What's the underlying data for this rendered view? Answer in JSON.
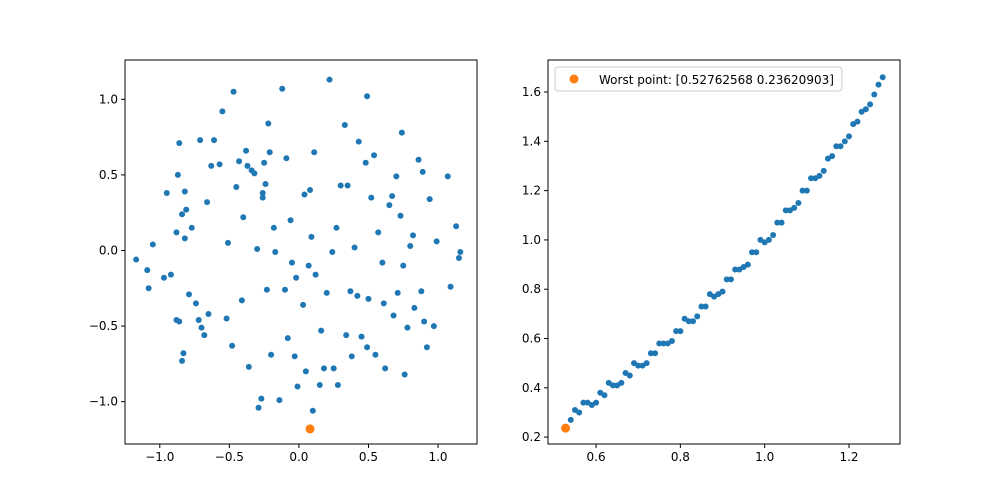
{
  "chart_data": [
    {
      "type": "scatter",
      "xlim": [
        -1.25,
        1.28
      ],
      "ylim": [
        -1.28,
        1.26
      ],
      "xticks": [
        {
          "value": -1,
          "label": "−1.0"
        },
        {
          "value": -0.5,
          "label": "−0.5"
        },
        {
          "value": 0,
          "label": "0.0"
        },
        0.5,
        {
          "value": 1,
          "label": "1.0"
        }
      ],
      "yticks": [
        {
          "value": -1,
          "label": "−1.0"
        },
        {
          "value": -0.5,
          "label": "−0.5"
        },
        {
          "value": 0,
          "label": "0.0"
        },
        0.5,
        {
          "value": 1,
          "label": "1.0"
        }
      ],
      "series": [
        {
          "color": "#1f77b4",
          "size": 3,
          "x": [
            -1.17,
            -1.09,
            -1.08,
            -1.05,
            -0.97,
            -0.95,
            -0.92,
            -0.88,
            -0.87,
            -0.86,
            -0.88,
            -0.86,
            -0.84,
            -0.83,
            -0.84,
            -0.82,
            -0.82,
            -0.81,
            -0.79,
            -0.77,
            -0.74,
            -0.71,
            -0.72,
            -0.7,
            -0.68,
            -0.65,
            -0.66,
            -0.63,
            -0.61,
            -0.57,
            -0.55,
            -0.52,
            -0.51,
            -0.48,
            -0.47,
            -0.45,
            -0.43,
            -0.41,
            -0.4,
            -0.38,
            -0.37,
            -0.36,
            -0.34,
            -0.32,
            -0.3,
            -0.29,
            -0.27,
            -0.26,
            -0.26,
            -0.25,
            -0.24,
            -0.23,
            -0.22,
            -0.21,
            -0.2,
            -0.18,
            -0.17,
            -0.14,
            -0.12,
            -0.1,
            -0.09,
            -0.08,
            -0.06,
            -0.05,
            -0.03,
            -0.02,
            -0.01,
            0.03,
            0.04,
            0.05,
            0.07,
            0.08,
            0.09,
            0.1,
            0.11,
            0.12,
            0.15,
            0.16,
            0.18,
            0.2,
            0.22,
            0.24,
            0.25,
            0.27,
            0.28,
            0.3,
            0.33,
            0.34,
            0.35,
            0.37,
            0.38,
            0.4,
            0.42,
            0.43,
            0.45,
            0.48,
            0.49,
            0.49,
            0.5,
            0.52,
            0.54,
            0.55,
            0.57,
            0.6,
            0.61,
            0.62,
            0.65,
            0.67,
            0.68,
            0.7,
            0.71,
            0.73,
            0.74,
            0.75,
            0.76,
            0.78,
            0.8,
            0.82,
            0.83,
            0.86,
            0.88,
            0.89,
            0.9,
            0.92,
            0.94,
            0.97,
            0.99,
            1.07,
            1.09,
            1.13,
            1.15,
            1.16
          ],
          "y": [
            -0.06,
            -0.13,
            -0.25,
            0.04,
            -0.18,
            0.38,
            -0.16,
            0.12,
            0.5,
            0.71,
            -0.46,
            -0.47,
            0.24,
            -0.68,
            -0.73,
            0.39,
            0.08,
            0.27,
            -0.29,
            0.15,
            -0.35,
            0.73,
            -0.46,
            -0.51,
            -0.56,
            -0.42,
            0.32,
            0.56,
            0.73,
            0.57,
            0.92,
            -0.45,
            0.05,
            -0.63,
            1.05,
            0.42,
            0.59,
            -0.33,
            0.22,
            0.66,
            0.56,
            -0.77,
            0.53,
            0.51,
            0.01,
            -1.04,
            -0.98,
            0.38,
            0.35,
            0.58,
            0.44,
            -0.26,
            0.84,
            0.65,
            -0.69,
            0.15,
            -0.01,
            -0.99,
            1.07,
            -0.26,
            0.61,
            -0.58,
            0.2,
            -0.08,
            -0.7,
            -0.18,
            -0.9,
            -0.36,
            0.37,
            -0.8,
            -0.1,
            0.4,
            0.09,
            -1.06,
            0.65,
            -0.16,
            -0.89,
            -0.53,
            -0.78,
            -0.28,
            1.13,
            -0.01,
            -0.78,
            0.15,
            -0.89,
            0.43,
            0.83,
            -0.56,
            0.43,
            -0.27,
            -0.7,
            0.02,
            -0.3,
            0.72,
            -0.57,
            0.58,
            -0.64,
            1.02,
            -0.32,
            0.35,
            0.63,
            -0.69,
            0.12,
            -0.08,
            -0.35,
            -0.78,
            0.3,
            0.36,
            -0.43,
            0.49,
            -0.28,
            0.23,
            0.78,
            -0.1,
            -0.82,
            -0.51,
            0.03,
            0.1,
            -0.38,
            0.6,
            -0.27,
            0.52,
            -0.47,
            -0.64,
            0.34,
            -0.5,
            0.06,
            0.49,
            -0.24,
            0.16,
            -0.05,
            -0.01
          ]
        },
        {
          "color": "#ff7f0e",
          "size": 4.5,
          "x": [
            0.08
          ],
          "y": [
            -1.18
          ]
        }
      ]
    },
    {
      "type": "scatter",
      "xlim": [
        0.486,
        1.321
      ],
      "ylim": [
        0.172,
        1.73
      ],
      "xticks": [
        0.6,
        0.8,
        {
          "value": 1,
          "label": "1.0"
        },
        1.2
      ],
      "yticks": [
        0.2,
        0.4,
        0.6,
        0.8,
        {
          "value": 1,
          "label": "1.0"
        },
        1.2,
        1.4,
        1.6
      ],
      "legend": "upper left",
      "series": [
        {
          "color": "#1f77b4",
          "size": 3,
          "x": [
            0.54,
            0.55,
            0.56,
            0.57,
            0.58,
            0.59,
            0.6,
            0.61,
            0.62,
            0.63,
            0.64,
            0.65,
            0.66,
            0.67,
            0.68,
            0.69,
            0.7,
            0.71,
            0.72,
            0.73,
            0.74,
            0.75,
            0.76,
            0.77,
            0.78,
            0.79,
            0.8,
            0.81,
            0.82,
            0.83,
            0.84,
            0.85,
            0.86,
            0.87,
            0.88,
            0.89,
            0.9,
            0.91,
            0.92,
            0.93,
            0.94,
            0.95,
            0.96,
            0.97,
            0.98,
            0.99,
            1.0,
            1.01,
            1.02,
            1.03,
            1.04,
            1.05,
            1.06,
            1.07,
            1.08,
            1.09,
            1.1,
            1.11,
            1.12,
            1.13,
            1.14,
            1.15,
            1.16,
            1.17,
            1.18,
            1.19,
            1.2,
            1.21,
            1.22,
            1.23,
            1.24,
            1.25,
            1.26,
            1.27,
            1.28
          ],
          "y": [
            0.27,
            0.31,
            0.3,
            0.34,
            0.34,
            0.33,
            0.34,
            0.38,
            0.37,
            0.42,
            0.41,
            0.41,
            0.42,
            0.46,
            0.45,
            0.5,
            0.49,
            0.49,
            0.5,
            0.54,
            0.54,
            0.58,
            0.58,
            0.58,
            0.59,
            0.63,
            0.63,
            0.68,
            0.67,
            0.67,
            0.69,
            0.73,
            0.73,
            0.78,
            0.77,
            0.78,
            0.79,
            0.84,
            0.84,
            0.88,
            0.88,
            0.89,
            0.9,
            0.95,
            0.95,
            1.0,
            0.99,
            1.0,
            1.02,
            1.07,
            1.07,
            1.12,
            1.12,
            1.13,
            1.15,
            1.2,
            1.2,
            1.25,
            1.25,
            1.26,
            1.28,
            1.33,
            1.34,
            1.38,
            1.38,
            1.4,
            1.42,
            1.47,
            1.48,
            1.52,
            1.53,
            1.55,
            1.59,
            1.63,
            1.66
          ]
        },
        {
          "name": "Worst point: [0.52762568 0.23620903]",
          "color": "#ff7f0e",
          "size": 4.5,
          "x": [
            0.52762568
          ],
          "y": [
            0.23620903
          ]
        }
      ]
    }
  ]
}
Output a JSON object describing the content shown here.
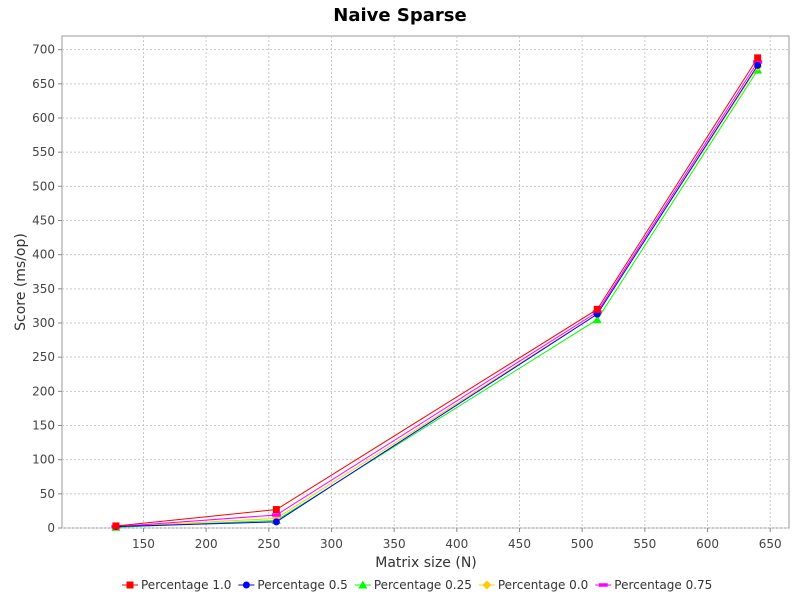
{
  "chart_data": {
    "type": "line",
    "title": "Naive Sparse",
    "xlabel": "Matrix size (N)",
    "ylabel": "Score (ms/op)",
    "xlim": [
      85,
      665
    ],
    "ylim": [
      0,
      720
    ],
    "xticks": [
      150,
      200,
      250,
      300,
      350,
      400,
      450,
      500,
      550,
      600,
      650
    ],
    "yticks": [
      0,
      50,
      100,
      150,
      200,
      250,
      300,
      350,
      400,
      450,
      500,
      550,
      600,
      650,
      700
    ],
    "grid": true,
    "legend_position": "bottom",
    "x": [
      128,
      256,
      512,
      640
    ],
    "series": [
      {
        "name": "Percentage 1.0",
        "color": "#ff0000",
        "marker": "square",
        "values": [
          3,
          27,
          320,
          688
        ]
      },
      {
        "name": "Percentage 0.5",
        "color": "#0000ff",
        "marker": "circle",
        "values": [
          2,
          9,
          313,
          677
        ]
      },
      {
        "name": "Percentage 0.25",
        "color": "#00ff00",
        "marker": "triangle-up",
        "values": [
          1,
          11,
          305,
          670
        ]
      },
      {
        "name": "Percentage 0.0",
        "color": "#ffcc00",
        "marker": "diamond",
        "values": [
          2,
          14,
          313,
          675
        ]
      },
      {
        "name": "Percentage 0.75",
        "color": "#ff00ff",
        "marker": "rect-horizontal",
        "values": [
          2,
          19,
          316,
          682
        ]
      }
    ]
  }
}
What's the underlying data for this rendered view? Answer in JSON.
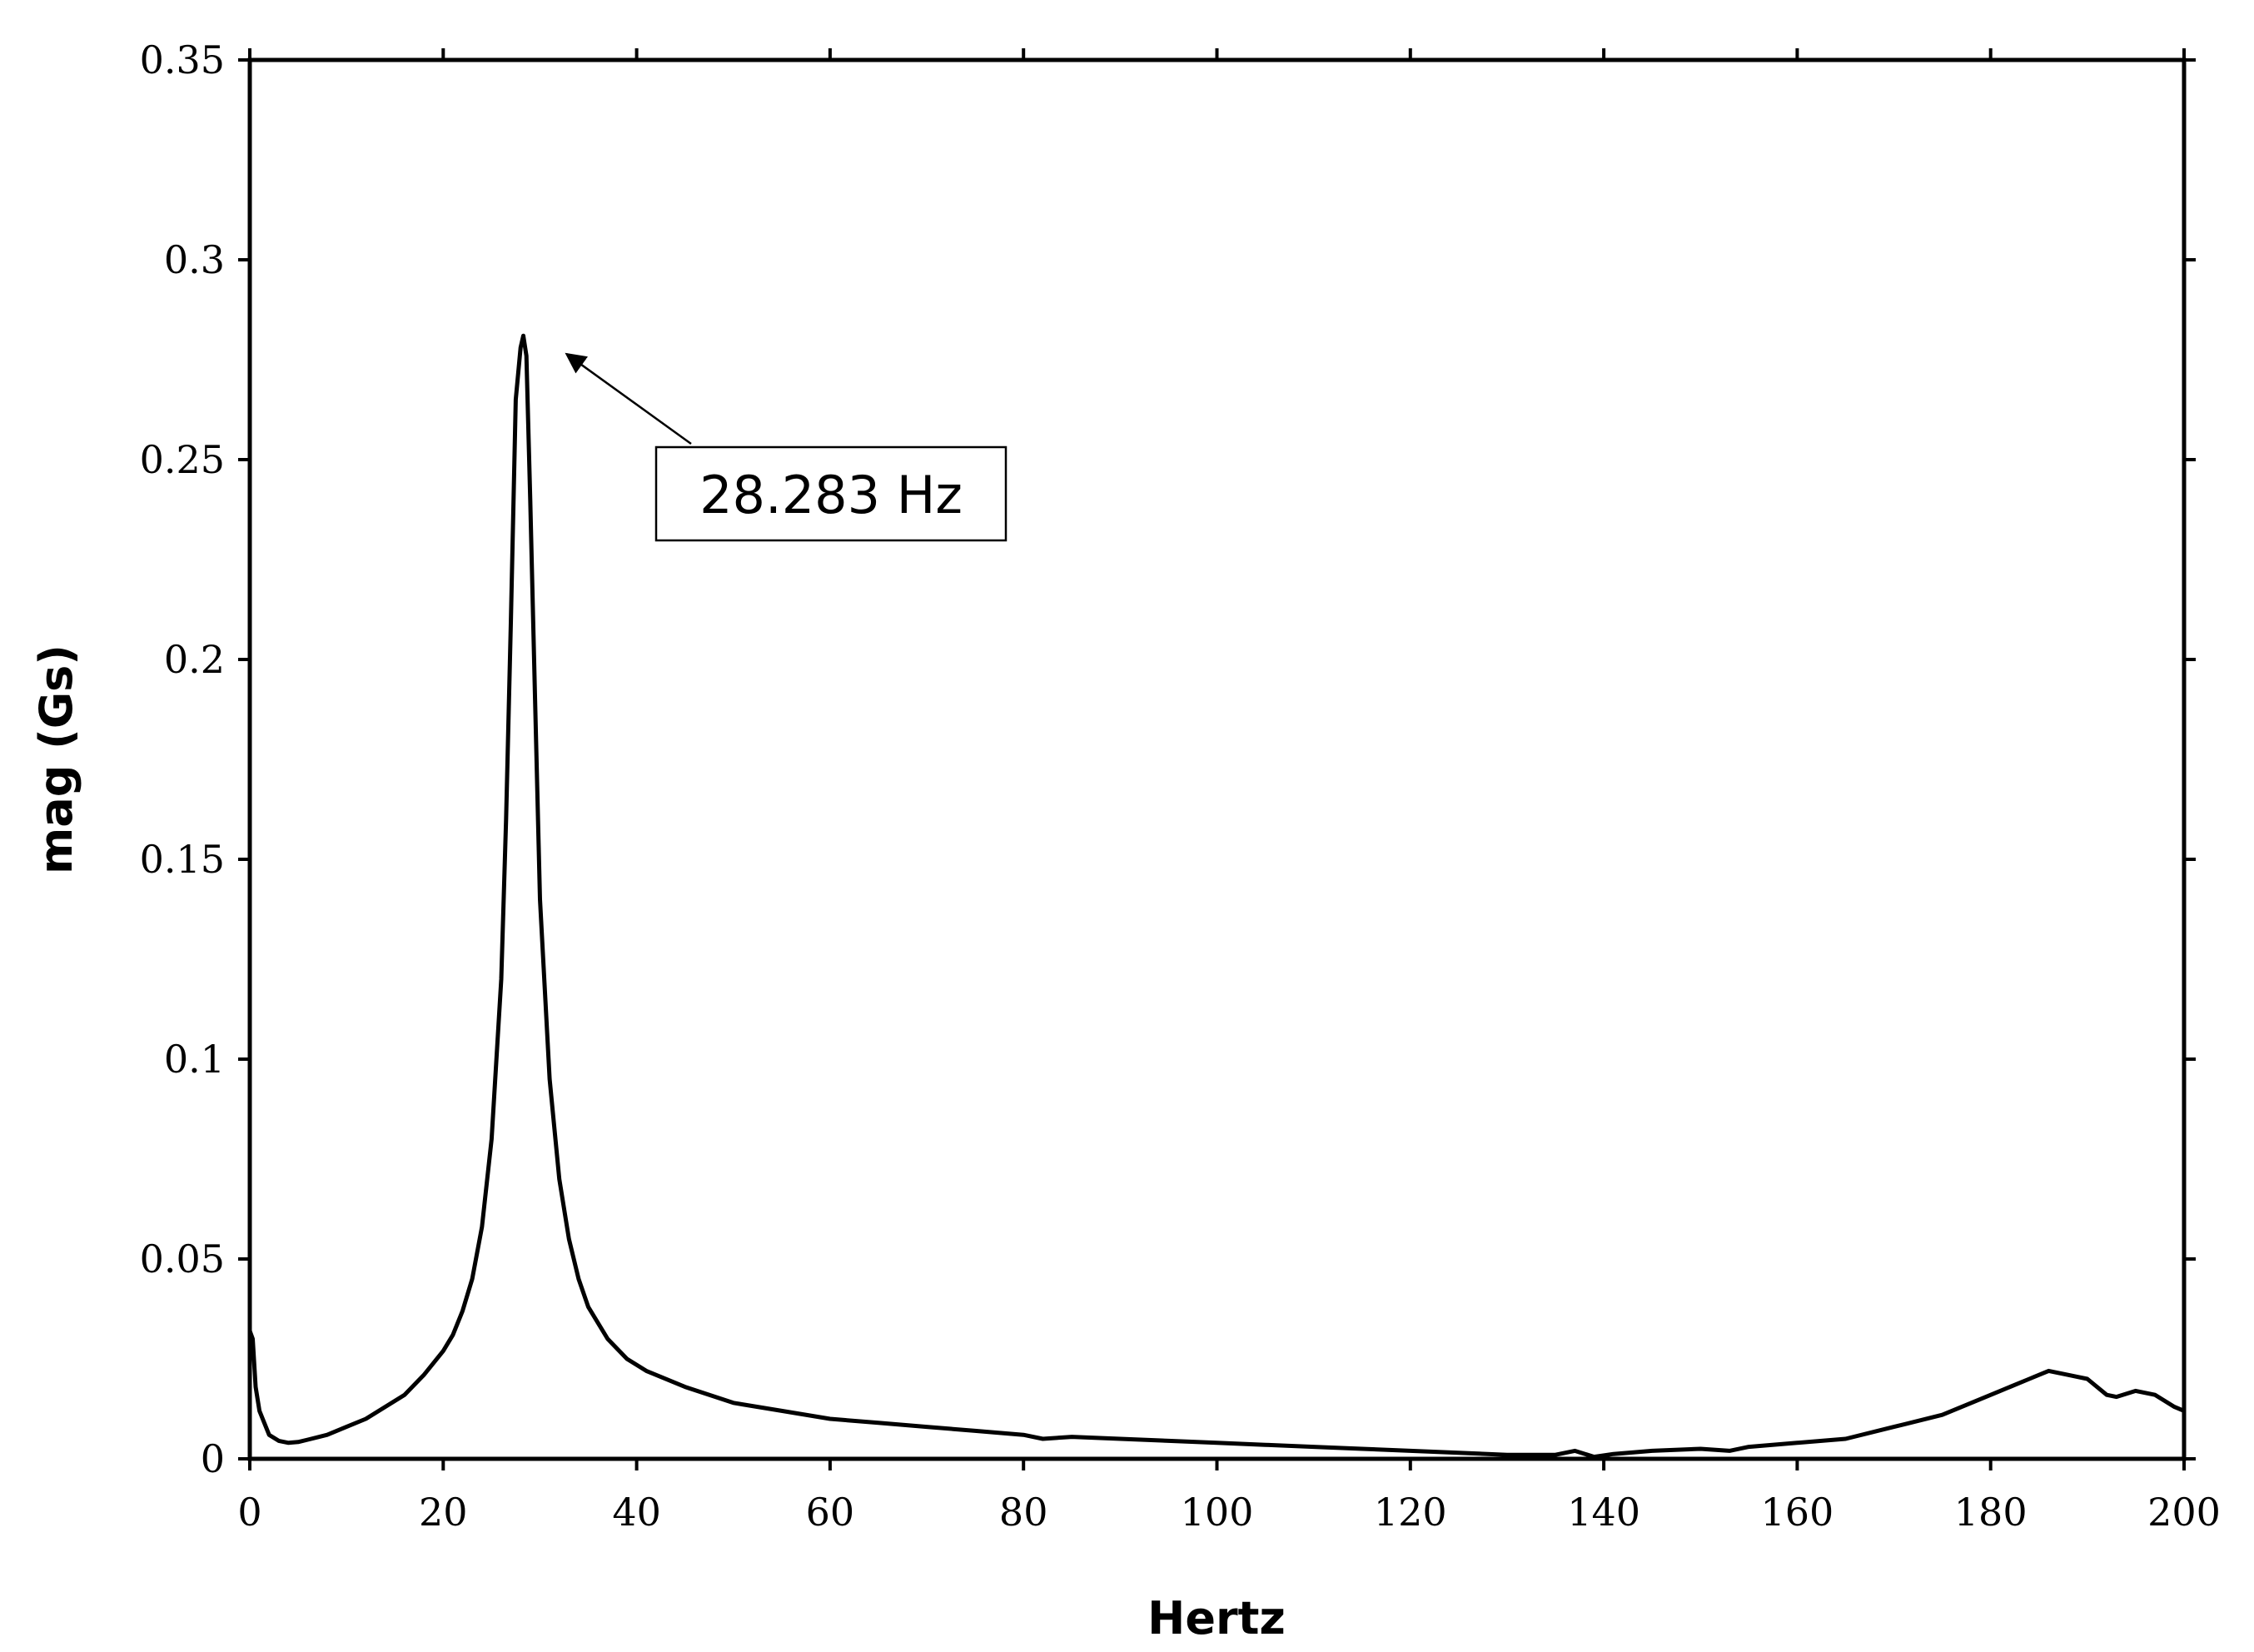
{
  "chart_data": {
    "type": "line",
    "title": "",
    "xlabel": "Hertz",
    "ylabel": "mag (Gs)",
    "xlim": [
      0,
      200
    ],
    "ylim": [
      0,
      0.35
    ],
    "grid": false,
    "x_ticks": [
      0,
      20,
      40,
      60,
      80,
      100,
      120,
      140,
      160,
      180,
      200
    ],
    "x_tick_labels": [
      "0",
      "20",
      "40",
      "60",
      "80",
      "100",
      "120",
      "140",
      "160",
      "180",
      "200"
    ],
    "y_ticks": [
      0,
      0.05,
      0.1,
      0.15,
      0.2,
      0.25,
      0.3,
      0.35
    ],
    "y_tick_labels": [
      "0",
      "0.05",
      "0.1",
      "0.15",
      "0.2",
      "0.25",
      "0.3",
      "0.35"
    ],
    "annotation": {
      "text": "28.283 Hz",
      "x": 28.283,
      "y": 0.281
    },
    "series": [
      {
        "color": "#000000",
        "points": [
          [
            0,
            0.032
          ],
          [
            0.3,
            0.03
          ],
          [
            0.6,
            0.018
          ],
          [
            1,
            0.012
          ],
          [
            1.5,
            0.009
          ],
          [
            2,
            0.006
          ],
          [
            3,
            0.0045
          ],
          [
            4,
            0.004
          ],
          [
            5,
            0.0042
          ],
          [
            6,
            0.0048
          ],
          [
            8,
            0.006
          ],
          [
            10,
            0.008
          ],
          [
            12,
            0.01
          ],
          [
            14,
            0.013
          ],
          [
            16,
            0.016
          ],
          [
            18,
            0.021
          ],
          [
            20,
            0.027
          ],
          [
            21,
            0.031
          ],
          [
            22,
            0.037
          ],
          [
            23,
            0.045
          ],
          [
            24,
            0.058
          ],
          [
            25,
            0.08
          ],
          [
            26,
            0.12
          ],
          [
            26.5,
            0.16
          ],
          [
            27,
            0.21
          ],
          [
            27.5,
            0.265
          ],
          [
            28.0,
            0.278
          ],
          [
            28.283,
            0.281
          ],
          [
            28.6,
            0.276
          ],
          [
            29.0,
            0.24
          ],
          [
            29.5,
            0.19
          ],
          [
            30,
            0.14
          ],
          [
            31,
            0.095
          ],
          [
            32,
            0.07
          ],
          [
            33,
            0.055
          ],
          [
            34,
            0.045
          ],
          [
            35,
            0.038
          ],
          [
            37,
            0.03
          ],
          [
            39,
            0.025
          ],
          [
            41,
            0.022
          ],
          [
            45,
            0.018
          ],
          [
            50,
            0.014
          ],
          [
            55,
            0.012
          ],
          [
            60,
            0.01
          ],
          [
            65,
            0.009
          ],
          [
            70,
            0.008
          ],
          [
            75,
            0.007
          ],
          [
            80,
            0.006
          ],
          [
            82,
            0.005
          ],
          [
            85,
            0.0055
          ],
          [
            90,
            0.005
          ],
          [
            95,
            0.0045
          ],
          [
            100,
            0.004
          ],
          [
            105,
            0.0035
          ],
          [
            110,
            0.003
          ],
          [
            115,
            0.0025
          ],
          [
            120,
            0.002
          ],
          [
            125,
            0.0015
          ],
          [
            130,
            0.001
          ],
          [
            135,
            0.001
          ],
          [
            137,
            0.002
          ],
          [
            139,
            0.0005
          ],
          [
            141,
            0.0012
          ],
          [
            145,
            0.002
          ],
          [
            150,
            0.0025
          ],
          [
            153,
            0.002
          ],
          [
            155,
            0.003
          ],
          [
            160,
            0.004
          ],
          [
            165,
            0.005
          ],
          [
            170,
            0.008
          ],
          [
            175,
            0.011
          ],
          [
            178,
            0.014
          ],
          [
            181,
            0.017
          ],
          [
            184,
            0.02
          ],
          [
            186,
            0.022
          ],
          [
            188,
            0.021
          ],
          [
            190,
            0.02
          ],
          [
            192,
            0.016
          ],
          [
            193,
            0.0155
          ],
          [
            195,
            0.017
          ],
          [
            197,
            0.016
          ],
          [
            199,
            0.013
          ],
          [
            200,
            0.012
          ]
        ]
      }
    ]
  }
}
+ + + +
**What to work on**: Scan the material above for the string "marker" and report each line where you find it.

**Result for this exercise**:
        "marker": "square",
        "marker": "circle",
        "marker": "triangle-up",
        "marker": "diamond",
        "marker": "rect-horizontal",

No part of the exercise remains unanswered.